### Stored items
---------------
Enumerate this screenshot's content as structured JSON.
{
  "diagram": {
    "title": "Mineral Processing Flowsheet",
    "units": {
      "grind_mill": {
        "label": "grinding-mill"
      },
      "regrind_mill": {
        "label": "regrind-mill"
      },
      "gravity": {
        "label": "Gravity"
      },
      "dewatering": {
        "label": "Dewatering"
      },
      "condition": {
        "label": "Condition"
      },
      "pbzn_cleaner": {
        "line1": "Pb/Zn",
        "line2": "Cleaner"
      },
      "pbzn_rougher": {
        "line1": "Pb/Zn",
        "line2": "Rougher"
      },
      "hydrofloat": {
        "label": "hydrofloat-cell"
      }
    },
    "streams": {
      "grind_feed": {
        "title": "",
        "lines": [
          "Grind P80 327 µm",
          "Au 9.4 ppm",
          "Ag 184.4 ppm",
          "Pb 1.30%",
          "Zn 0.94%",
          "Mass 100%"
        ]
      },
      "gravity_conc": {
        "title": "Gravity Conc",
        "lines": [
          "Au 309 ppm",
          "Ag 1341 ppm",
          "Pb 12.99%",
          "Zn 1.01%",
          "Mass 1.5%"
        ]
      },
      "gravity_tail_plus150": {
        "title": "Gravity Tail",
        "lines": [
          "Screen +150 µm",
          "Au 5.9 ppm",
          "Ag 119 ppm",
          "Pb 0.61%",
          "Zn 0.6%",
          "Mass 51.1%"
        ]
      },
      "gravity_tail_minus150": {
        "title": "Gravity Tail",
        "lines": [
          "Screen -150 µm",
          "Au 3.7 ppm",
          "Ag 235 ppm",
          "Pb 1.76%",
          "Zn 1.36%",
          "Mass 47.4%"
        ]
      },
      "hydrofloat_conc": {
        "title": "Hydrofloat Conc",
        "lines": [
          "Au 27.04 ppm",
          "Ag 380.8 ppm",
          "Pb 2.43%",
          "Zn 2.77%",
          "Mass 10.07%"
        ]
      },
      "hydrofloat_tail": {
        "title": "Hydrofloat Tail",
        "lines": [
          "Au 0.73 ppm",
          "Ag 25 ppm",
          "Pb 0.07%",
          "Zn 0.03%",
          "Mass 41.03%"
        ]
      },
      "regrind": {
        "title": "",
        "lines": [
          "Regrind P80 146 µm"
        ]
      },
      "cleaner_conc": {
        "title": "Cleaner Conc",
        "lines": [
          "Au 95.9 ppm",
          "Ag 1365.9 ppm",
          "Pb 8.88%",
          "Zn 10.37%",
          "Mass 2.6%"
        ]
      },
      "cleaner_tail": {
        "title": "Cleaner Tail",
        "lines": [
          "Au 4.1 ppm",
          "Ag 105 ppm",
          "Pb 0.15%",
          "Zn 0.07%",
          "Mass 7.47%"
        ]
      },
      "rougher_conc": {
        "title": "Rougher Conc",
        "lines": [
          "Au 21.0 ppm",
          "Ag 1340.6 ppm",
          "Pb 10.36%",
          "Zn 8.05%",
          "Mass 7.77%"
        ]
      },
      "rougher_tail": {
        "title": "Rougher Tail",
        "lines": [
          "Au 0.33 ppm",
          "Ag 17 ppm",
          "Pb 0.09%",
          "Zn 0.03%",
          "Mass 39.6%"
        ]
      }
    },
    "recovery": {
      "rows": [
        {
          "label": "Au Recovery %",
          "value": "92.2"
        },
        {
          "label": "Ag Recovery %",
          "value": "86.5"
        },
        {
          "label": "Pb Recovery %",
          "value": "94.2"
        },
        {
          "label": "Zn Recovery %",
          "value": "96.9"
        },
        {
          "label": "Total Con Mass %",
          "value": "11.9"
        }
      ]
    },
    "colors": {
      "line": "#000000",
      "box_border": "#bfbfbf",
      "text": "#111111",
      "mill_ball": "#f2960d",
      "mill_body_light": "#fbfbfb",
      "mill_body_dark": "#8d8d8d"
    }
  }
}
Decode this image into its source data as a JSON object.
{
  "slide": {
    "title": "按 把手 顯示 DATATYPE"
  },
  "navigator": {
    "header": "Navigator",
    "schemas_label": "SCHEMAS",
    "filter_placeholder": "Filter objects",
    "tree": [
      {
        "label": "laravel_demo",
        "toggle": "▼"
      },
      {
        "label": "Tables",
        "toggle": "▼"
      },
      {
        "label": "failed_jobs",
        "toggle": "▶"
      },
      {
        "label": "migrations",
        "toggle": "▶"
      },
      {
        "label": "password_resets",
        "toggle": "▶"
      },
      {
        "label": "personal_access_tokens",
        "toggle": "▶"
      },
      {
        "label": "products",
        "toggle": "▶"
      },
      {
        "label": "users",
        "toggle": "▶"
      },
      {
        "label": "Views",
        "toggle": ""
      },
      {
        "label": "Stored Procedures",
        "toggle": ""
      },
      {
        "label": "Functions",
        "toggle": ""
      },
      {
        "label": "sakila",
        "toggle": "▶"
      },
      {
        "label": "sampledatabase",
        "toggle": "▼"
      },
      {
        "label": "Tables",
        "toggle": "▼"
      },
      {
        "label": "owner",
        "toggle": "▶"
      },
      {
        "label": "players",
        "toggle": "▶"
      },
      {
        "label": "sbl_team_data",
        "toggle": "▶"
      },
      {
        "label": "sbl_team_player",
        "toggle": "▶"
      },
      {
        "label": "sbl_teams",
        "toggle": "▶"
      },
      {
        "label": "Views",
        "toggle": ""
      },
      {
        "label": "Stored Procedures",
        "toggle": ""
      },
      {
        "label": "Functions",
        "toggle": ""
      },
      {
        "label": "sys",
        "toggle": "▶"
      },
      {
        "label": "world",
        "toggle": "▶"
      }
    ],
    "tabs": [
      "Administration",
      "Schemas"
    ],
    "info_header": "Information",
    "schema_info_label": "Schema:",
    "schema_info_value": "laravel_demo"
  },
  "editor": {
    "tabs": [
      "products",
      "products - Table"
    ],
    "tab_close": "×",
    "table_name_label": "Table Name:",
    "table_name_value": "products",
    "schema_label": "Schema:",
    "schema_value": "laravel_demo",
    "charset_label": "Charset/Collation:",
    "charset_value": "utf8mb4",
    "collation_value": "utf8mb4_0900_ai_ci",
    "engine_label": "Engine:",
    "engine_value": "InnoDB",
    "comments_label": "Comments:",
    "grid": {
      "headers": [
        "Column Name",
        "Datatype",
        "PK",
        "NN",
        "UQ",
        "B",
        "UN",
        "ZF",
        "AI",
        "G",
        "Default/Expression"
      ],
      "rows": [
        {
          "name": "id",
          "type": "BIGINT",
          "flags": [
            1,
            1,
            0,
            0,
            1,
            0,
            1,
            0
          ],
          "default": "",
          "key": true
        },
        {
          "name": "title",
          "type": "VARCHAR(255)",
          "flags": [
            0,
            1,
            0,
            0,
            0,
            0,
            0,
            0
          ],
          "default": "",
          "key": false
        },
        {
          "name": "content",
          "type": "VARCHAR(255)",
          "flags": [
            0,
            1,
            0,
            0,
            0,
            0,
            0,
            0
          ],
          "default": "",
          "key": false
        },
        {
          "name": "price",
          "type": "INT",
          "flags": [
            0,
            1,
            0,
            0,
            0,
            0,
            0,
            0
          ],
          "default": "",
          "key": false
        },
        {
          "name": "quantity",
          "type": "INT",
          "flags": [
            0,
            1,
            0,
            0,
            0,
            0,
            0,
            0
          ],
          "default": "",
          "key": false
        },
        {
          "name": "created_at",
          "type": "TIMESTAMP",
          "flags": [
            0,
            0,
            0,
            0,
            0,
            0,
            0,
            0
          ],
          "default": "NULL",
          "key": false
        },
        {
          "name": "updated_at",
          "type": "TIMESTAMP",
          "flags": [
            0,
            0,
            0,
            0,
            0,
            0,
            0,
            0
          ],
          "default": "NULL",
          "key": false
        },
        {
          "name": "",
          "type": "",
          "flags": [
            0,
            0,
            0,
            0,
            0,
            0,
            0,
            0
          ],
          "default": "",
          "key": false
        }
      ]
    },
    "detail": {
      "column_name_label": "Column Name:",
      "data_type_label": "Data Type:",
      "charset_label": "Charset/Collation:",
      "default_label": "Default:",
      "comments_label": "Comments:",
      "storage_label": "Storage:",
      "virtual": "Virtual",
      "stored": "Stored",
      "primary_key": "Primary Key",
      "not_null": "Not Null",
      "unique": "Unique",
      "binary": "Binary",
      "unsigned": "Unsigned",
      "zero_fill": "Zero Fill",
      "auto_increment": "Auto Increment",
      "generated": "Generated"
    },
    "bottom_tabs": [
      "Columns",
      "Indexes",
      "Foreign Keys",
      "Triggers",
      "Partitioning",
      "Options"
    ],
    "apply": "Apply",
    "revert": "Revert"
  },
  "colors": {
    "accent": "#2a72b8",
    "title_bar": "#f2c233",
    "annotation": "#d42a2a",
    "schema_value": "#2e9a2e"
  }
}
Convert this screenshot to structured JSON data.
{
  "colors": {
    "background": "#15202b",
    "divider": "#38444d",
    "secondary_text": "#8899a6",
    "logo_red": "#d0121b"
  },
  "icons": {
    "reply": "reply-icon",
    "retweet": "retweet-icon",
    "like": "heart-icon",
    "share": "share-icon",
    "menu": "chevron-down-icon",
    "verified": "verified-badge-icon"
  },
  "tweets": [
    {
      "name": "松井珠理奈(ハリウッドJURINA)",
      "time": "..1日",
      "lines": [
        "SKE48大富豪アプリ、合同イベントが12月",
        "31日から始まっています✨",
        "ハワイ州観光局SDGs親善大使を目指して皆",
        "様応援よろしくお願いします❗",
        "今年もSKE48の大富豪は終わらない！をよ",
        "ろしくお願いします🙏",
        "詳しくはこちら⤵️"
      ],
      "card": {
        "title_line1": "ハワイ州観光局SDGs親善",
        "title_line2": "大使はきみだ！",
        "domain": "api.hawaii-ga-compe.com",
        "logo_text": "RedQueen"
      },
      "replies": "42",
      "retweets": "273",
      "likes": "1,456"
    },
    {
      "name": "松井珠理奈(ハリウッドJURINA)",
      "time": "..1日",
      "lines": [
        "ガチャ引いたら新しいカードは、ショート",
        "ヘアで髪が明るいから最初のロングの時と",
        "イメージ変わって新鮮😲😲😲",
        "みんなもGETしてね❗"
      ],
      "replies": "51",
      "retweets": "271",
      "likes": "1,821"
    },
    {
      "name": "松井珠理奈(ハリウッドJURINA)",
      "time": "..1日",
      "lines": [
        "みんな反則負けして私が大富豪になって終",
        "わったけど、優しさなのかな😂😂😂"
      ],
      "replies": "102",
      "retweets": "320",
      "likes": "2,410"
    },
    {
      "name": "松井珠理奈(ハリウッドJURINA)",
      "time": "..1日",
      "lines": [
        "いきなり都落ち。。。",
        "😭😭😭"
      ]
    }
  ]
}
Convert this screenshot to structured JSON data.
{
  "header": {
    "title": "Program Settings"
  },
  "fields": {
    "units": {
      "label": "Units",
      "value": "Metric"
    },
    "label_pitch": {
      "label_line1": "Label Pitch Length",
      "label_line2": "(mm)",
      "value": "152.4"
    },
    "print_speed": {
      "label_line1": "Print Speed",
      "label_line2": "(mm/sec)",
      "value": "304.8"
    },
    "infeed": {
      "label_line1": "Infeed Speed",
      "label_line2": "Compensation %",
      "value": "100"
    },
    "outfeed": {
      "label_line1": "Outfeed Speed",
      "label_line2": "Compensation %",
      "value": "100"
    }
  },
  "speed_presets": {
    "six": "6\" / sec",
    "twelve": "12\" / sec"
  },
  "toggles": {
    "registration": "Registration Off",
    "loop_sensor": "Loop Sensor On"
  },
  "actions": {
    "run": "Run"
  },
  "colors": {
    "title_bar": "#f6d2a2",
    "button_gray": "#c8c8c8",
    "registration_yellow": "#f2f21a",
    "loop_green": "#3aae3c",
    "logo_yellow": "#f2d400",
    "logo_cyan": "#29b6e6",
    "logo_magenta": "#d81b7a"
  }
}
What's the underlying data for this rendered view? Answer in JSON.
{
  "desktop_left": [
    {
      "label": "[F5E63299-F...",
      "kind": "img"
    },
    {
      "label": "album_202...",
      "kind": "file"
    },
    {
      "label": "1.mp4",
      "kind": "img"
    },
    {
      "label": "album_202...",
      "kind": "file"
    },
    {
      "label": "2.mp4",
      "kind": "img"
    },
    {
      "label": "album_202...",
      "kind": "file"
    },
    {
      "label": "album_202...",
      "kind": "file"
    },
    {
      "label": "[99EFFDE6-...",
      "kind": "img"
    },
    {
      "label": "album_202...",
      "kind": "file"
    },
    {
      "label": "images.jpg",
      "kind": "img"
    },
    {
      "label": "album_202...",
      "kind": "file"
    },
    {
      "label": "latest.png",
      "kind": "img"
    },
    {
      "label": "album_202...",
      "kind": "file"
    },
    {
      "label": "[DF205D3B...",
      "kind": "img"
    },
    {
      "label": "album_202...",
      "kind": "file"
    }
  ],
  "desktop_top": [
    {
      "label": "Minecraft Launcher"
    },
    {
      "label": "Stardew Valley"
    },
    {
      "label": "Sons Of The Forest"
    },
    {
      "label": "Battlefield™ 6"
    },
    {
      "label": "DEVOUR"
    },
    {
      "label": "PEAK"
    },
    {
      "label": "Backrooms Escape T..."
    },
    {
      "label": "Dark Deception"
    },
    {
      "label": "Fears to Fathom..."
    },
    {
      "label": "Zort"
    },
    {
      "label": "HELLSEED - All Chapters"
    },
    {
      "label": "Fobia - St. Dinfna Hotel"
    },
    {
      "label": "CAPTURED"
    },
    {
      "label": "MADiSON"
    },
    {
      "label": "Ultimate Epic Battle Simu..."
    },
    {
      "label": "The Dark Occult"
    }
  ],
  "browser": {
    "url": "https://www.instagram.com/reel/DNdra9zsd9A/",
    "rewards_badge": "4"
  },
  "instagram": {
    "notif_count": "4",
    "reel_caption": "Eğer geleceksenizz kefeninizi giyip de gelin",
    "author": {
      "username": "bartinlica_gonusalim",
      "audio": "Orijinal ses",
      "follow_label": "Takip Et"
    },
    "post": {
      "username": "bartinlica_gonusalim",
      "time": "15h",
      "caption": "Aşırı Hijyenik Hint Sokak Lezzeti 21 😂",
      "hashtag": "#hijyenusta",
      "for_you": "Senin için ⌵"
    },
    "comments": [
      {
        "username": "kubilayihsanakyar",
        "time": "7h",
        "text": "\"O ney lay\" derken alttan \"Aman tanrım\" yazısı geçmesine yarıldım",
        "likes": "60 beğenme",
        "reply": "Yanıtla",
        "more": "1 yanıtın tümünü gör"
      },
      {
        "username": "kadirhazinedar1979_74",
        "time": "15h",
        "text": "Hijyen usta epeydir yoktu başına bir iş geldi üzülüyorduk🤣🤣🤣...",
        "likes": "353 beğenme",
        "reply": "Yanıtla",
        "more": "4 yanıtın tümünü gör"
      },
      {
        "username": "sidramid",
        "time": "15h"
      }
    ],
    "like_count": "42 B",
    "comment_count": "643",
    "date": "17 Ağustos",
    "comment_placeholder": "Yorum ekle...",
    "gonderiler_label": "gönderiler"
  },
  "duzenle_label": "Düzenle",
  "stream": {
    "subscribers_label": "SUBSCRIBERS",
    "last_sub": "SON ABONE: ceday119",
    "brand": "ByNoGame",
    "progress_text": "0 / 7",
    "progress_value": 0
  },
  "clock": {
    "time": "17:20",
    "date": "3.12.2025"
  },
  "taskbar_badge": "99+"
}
---------------
### EXERCISE
Report how many lines of the data contain the word "more", using the number alone.

### CORRECT OUTPUT
2